**Exercise tasks:**
[1] Retype the stretch of the article on the Carlton flag at Penong from "Mansour’s observation required" through "Penong Caravan Park.".
[2] Echo the rows from their beginning through the line containing "429, 138, 444]", leaving out the pictures.
Document start
IN REMOTE south-west South Australia, some 74 kilometres west of the nation’s oyster capital of Ceduna, is the small wheatbelt settlement of Penong.

Penong’s arid, treeless terrain is characterised by dozens of windmills which pump the local water supply from the Anjutabie Basin – and a lone flagpole from which a Carlton Football Club pennant proudly flies.

The eye-catching roadside ensign, featuring the famous CFC crest, was recently spotted by the Club’s Life Member Andrew Mansour as he and his wife Judy Leahy drove past en route to the Kimberleys.

Ricky by the flagpole, Windon, Penong

“I just couldn’t pass our grand battle flag flying on the highway - obviously a staunch supporter occupies the adjacent land,” said Mansour, who completed a U-turn to snap a photograph or three of the flag as it fluttered in the breeze at a property called ‘Windon’.

Mansour’s observation required immediate investigation and a phonecall was promptly placed to a potential lead - Mick Aitken, co-owner of the Penong Caravan Park.

Was Mick the flag flyer?

Alas, no.

“We’ve been here four years and the flag was there then. It was the first thing I noticed when we drove to Ceduna,” said Aitken.

“I’m a Lions supporter, so the flag’s not mine, but I can put you onto a bloke who will know.”

Sure enough, Aitken’s informant – a fourth generation Penong local named Tim Hardy – didn’t have to think twice when asked.

“You’re looking for ‘Lips’ Collins. It’s his flagpole and he’s a big Carlton man,” said Hardy, who duly put the correspondent in contact.

Ricky ‘Lips’ Collins, a 56 year-old semi-retired council construction worker born and raised in Ceduna, has been hoisting the Carlton flag at Windon for each of the past 25 winters (and the Australian flag for the past 25 summers).
Document end
Data start
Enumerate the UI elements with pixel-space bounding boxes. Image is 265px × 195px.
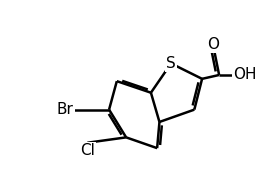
Text: S: S: [166, 56, 176, 71]
Text: O: O: [207, 37, 219, 52]
Text: Br: Br: [56, 102, 73, 117]
Text: OH: OH: [233, 67, 257, 82]
Text: Cl: Cl: [80, 143, 95, 158]
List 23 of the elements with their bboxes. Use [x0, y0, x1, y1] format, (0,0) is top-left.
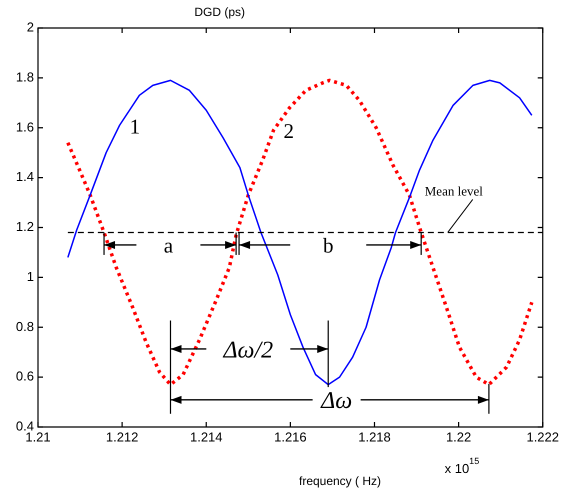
annotation: a	[164, 233, 174, 258]
y-tick-label: 1.8	[16, 69, 34, 84]
y-axis-title: DGD (ps)	[194, 5, 246, 19]
y-tick-label: 1	[26, 268, 34, 284]
x-tick-label: 1.222	[526, 429, 560, 444]
annotation: b	[322, 233, 334, 258]
y-tick-label: 1.4	[16, 169, 34, 184]
y-tick-label: 0.8	[16, 318, 34, 334]
x-tick-label: 1.214	[190, 429, 223, 444]
series-label: 2	[284, 119, 294, 144]
y-tick-label: 1.6	[16, 119, 34, 134]
x-tick-label: 1.22	[446, 429, 472, 444]
annotation: Δω/2	[222, 337, 274, 364]
x-tick-label: 1.218	[358, 429, 391, 444]
annotation: Δω	[320, 388, 352, 414]
x-tick-label: 1.216	[274, 429, 307, 444]
y-tick-label: 1.2	[16, 219, 34, 234]
series-label: 1	[130, 114, 140, 138]
y-tick-label: 2	[26, 20, 34, 35]
x-axis-title: frequency ( Hz)	[298, 474, 382, 488]
ref-line-label: Mean level	[424, 183, 484, 198]
y-tick-label: 0.6	[16, 368, 34, 384]
x-tick-label: 1.212	[106, 429, 138, 444]
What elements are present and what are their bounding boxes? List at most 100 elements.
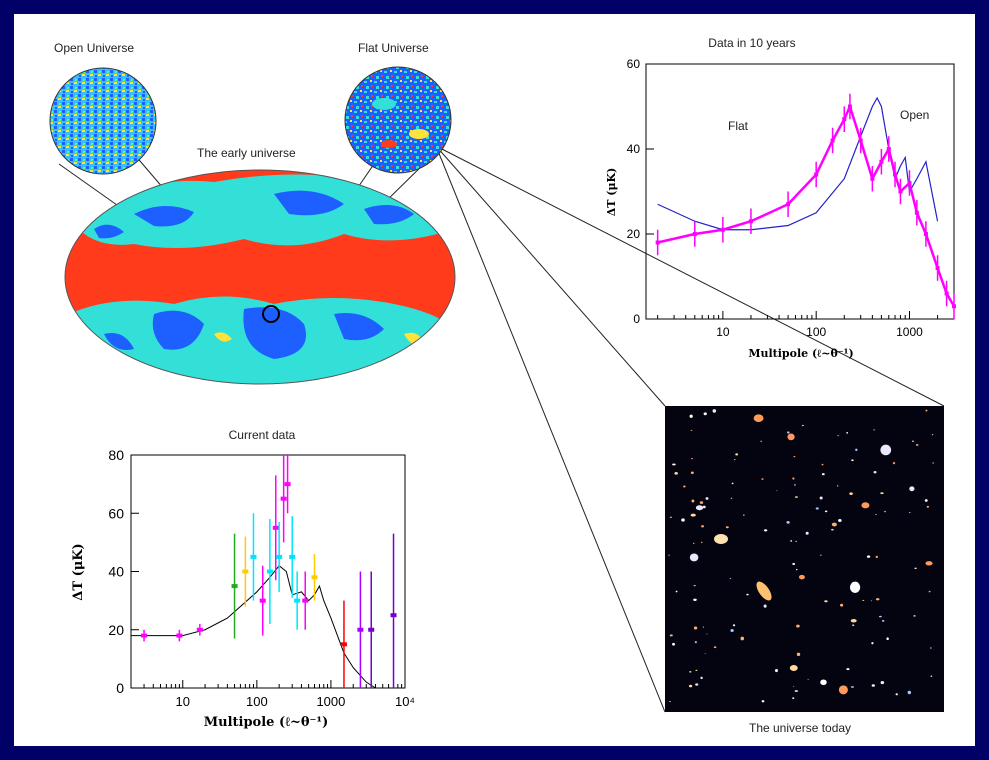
Data end
**Solutions to the tasks:**
[1]
Mansour’s observation required immediate investigation and a phonecall was promptly placed to a potential lead - Mick Aitken, co-owner of the Penong Caravan Park.

[2]
Enumerate the UI elements with pixel-space bounding boxes. Image is 265px × 195px.
Text: S: S: [166, 56, 176, 71]
Text: O: O: [207, 37, 219, 52]
Text: Br: Br: [56, 102, 73, 117]
Text: OH: OH: [233, 67, 257, 82]
Text: Cl: Cl: [80, 143, 95, 158]
List 23 of the elements with their bboxes. Use [x0, y0, x1, y1] format, (0,0) is top-left.
annotation: a	[164, 233, 174, 258]
y-tick-label: 1.8	[16, 69, 34, 84]
y-axis-title: DGD (ps)	[194, 5, 246, 19]
y-tick-label: 1	[26, 268, 34, 284]
x-tick-label: 1.222	[526, 429, 560, 444]
annotation: b	[322, 233, 334, 258]
y-tick-label: 1.4	[16, 169, 34, 184]
y-tick-label: 0.8	[16, 318, 34, 334]
x-tick-label: 1.214	[190, 429, 223, 444]
series-label: 2	[284, 119, 294, 144]
y-tick-label: 1.6	[16, 119, 34, 134]
x-tick-label: 1.22	[446, 429, 472, 444]
annotation: Δω/2	[222, 337, 274, 364]
x-tick-label: 1.218	[358, 429, 391, 444]
annotation: Δω	[320, 388, 352, 414]
x-tick-label: 1.216	[274, 429, 307, 444]
y-tick-label: 1.2	[16, 219, 34, 234]
series-label: 1	[130, 114, 140, 138]
y-tick-label: 2	[26, 20, 34, 35]
x-axis-title: frequency ( Hz)	[298, 474, 382, 488]
ref-line-label: Mean level	[424, 183, 484, 198]
y-tick-label: 0.6	[16, 368, 34, 384]
x-tick-label: 1.212	[106, 429, 138, 444]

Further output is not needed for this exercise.